WRITTEN PROBLEM =
Check each line of the data below for the word "symbol", then extract the ones that have it.

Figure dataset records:
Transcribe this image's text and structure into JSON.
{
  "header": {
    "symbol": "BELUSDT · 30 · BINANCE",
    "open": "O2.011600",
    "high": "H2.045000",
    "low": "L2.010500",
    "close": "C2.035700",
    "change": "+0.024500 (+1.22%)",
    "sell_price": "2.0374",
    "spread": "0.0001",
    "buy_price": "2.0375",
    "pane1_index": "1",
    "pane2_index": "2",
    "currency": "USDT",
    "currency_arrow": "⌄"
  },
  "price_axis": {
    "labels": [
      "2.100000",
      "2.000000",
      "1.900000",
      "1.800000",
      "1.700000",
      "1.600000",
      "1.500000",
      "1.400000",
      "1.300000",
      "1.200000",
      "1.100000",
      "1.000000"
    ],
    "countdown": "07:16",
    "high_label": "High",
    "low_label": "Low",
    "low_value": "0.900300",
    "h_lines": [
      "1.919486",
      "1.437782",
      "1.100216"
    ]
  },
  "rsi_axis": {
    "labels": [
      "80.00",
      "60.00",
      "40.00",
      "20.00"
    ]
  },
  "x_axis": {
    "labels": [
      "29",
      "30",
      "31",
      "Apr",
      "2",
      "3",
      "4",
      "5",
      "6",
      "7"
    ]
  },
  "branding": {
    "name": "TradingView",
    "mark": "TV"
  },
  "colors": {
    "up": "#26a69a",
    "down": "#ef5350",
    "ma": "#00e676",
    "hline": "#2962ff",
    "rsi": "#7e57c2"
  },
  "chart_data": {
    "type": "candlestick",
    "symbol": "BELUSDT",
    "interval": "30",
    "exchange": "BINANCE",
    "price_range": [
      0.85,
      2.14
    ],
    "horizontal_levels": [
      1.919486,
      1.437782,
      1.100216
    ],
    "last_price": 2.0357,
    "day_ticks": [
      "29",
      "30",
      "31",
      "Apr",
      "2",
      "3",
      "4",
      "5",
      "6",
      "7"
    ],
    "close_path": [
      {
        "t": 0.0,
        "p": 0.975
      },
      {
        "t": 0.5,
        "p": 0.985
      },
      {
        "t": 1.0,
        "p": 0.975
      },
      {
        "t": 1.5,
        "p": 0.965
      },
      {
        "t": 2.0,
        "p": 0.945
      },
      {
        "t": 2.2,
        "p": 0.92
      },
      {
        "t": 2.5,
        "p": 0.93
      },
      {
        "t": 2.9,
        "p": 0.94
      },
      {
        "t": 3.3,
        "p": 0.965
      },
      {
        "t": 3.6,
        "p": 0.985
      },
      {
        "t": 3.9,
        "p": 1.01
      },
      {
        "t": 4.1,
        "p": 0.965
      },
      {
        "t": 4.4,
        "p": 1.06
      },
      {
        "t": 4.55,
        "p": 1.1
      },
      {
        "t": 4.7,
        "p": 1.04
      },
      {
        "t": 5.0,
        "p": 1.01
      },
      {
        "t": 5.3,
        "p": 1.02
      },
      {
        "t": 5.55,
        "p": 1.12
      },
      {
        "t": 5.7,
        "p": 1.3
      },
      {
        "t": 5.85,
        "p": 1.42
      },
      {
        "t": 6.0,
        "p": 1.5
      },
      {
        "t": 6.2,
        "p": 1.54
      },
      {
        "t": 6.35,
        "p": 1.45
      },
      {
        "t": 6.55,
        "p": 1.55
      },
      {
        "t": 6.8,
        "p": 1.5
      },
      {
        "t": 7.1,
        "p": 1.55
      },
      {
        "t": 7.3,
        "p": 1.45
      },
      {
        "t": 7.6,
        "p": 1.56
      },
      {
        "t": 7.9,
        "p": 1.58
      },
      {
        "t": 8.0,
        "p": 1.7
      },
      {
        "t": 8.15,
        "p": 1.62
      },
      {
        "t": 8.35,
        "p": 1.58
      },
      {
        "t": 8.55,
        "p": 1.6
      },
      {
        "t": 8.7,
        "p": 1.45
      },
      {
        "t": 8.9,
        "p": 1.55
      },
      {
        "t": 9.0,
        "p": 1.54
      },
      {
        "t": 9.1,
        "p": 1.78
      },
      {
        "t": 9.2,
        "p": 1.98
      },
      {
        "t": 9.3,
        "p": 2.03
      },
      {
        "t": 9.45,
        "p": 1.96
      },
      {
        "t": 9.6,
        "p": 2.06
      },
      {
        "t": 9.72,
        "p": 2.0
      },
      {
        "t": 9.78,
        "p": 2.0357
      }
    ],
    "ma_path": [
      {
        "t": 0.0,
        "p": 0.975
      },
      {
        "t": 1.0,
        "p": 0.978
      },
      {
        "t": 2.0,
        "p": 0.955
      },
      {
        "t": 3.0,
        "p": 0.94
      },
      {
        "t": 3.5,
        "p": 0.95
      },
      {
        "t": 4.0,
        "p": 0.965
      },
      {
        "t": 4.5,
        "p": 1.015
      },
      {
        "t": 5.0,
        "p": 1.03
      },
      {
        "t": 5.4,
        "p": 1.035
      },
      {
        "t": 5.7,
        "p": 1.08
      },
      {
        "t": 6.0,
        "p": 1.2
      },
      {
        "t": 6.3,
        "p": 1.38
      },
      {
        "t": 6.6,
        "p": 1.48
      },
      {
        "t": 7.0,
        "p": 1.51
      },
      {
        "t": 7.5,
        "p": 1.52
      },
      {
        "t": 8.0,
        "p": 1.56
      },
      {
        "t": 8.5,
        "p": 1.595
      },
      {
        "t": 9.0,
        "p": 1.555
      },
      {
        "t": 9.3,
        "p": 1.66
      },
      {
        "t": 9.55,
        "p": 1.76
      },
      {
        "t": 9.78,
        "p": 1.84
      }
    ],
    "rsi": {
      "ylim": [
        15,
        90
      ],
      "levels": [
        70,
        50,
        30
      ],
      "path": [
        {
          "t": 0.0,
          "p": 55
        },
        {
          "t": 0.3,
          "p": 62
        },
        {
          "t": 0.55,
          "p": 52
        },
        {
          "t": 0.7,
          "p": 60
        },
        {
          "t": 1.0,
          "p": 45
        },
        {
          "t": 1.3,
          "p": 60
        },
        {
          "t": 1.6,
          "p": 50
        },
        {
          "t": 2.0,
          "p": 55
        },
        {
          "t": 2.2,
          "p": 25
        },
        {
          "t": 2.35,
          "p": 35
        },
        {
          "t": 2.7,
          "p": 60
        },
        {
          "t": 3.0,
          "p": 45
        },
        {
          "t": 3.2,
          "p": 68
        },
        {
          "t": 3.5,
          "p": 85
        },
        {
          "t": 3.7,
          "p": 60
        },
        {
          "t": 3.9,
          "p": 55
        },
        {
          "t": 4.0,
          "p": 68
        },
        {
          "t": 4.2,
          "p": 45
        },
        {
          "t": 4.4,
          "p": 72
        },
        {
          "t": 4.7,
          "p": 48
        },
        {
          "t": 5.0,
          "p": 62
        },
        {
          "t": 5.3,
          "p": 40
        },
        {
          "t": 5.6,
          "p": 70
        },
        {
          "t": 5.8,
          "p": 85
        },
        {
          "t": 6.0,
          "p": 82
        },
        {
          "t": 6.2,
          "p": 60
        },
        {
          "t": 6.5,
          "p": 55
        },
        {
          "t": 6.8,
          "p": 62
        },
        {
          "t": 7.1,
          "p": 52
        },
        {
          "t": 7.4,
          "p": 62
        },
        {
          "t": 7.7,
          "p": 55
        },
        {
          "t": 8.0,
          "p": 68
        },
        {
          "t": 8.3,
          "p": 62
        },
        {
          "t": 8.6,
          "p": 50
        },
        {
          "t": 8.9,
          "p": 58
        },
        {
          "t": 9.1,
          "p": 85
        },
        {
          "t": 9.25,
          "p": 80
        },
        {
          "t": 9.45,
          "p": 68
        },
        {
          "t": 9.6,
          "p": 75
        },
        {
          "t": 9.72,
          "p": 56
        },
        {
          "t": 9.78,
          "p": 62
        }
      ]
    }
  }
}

FULL ANSWER =
    "symbol": "BELUSDT · 30 · BINANCE",
    "symbol": "BELUSDT",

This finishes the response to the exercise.